So I was hanging out with one of my friends a couple of months back and she watches a bunch of kids at her church on Saturday evenings while the other adults have their prayer meetings. I was drawing a picture of one of my characters "Ohanzee" which I designed and BG'd to be Hunkpapa Lakota. Very difficult to trace that back, but I did and it was fun learning about it.
This kid comes up to me and asks me some questions about it. I personally felt I was under qualified to answer but I did to the best of my abilities. I had suggested to them to go to a powwow if their parents would take them.
The kids usually watched cartoons but we ended up having a 2 hour conversation about Native Americans and their role in the building of this country and their rights now. (which are next to none by the way...we should really look into that...)
Without dropping a beat, one kid comes up to me and goes : (and I quote)
They still exist?!
Myself not skipping a beat I yelled:
Of course they still exist!!!
Here is my... "motivational" poster in regards to that.
Seriously, people should go out more!
Aloha my fellow people!
It's amazing to see how many people have viewed this picture I literally slapped together to make a point on a subject I find to be as worthy of making as even the dumbest of points. It's tragedy that the Native people across the whole of the western hemisphere have fallen on extremly hard times and hard in the sense that it literally makes me feel sick to my stomach.
Since this posting I have come to realize several points and one I must say outright: I am white. I have no idea, even though I have seen, what you go through on a daily basis and while I am not rushing to the nearest rez to become the Buddha of the century, the economic downturn has given me a new perspective on the lifestyle.
I have also found that I am very critical on some of the executions of daily actions on the reservations. I'm just wondering how long it's going to take before this...black hole of animosity swallows us up.
The responses to this little motivation poster (as it were) is astounding. A lot of proud people and that makes me happy so I would like to thank you all for staying strong despite your circumstances. You're a true inspiration to us all.
Now, a little note.
The man in this picture is Rudy Youngblood. I used this picture because the Grassdancers are probably the coolest people I've ever met. Now, while I'm not for hijacking people's cultures or experiences I do believe that a path to wisdom and understanding is through experience. What better way to learn about the culture that fascinates you than participation and, if invited to do so, I would probably also take part. However, there seems to have been a bit of an upheaval with this particular individual that rings true for many, MANY Native Americans when it comes to their culture and how people portray and use it.
It seems that our pal Rudy, here, has done just that but he's not the only one.

────

JOB :: Please write the next part of the blog post about Native Americans, starting right after its final sentence. The records are separate material, apart from the blog post about Native Americans.

────

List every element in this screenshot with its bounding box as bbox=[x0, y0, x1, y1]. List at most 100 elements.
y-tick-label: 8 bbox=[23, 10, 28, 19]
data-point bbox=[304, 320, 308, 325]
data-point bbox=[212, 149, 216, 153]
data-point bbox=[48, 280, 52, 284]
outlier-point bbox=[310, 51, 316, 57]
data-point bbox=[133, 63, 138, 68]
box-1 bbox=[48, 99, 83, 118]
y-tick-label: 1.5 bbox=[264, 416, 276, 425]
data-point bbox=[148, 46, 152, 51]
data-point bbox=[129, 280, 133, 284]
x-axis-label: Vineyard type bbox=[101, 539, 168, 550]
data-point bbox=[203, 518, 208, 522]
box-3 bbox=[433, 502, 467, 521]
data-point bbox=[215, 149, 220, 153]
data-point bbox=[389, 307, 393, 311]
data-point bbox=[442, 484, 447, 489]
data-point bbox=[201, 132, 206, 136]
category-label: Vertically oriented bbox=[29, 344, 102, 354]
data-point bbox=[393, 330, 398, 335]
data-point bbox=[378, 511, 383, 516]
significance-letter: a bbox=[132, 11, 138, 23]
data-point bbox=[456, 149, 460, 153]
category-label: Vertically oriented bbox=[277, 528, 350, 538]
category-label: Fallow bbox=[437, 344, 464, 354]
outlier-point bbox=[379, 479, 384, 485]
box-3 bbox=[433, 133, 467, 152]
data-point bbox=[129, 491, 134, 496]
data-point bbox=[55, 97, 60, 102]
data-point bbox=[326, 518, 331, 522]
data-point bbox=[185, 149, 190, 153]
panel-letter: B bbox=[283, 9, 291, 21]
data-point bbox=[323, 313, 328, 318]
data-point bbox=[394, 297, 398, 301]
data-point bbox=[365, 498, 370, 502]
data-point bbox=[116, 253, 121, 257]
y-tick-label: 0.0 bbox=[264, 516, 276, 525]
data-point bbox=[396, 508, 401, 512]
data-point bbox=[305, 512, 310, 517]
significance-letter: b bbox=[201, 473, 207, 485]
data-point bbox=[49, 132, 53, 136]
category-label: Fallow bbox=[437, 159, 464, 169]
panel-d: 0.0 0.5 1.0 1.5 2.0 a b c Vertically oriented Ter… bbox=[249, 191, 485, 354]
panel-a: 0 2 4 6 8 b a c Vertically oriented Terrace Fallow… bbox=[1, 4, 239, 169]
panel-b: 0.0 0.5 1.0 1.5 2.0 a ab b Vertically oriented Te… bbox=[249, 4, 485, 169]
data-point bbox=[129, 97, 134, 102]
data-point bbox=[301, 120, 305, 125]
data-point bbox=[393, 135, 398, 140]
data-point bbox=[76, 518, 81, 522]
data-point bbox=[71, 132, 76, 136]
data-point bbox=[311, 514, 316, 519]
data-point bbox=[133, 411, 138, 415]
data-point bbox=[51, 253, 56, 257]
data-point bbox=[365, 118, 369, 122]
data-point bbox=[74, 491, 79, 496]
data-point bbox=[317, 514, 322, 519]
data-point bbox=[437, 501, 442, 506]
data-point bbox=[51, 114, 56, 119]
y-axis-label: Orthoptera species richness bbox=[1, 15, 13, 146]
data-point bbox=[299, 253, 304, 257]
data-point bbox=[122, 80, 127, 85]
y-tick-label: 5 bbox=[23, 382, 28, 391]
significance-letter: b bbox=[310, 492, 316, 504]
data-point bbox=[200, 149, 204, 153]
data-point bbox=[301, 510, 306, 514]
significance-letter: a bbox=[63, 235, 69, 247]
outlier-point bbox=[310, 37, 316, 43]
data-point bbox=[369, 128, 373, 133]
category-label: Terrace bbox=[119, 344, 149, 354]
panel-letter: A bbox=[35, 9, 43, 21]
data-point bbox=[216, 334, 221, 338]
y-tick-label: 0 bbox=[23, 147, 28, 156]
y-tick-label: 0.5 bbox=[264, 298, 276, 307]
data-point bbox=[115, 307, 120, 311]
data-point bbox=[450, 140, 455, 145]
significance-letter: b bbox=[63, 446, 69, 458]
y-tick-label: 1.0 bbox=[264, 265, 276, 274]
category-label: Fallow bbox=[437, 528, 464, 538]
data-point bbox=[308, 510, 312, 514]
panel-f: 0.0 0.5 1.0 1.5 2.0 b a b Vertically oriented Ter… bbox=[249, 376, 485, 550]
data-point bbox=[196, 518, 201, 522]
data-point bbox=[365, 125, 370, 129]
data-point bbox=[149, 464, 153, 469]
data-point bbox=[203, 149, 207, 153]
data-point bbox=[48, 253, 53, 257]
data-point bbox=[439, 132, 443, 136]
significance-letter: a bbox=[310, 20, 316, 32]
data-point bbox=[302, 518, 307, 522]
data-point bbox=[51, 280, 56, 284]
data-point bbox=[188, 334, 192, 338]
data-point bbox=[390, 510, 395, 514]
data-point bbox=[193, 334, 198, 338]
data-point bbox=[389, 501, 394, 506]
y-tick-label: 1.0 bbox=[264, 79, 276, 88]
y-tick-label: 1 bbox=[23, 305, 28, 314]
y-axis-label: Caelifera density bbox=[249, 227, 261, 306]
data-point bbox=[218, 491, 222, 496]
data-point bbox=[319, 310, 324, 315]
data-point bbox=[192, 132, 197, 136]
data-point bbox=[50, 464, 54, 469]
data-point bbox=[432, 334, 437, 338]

────

FINAL RESULT ::
Since I'm white, not Native, I have to be careful but honest. I don't believe that any Native American, regardless of tribe or affiliation should or would do everything they can to hide their cultures from the populous who may be curious in order to make a social statement, especially when those cultures and languages are in danger of disintegrating. I just can't believe that. I do, however, think that way us non-native folk approach the any indigenous culture can seem very, VERY disingenuous and almost savior-like in our approach. our hearts says "we want to help, how can I?" but we come in with rose colored glasses, thinking that we'll be the ones who will come up with that perfect idea that will save the Indian.
"You are what you dream" I seem to remember this quote from somewhere.
One: They don't want to be saved. And if they did, it will be a salvation from within. It has to start at the very beginning of it all and not from the outside. Does that mean, we as outsiders, can't assist in that transformation? No. At least I hope not. And I hope that this transformation doesn't come from a position of hate. There's not much in the bible that I respect but "love thy enemy" can't be more profound and true in our interactions with each other.
Two: We are all one. This is a concept that is NOT unique to the Native Americans. The Celts and Teutons during peaceful times, tribal groups in and around Africa and Australia and even the very beginnings of Asia and now believe this. We are literally and figuratively connected to everyone and everything. We are bound to each other by the core of the earth and from that foundation, the strongest of all, can we begin to mend fences and rebuild bridges.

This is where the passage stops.